- **Data records**:

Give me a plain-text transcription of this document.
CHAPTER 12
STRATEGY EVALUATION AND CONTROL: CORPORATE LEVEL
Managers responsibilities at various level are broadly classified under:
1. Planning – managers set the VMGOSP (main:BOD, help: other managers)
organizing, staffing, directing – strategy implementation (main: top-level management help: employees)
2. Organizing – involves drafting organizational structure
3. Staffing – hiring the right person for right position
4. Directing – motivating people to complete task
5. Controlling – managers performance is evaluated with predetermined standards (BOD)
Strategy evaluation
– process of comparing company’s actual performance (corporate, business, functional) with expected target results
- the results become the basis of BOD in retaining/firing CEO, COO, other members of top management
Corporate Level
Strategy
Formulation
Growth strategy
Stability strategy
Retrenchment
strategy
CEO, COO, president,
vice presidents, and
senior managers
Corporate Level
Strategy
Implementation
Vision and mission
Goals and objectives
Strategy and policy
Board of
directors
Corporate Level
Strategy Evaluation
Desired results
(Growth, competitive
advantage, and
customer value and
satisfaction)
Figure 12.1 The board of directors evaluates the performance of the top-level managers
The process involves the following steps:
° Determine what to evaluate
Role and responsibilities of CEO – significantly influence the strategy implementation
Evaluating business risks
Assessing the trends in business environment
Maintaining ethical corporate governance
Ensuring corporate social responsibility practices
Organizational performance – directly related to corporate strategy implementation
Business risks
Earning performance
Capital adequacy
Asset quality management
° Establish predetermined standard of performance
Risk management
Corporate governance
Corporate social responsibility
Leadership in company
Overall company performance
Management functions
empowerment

- **Instructions for the task**:
Retype the data exactly as given.

- **Exercise result**:
Give me a plain-text transcription of this document.
CHAPTER 12
STRATEGY EVALUATION AND CONTROL: CORPORATE LEVEL
Managers responsibilities at various level are broadly classified under:
1. Planning – managers set the VMGOSP (main:BOD, help: other managers)
organizing, staffing, directing – strategy implementation (main: top-level management help: employees)
2. Organizing – involves drafting organizational structure
3. Staffing – hiring the right person for right position
4. Directing – motivating people to complete task
5. Controlling – managers performance is evaluated with predetermined standards (BOD)
Strategy evaluation
– process of comparing company’s actual performance (corporate, business, functional) with expected target results
- the results become the basis of BOD in retaining/firing CEO, COO, other members of top management
Corporate Level
Strategy
Formulation
Growth strategy
Stability strategy
Retrenchment
strategy
CEO, COO, president,
vice presidents, and
senior managers
Corporate Level
Strategy
Implementation
Vision and mission
Goals and objectives
Strategy and policy
Board of
directors
Corporate Level
Strategy Evaluation
Desired results
(Growth, competitive
advantage, and
customer value and
satisfaction)
Figure 12.1 The board of directors evaluates the performance of the top-level managers
The process involves the following steps:
° Determine what to evaluate
Role and responsibilities of CEO – significantly influence the strategy implementation
Evaluating business risks
Assessing the trends in business environment
Maintaining ethical corporate governance
Ensuring corporate social responsibility practices
Organizational performance – directly related to corporate strategy implementation
Business risks
Earning performance
Capital adequacy
Asset quality management
° Establish predetermined standard of performance
Risk management
Corporate governance
Corporate social responsibility
Leadership in company
Overall company performance
Management functions
empowerment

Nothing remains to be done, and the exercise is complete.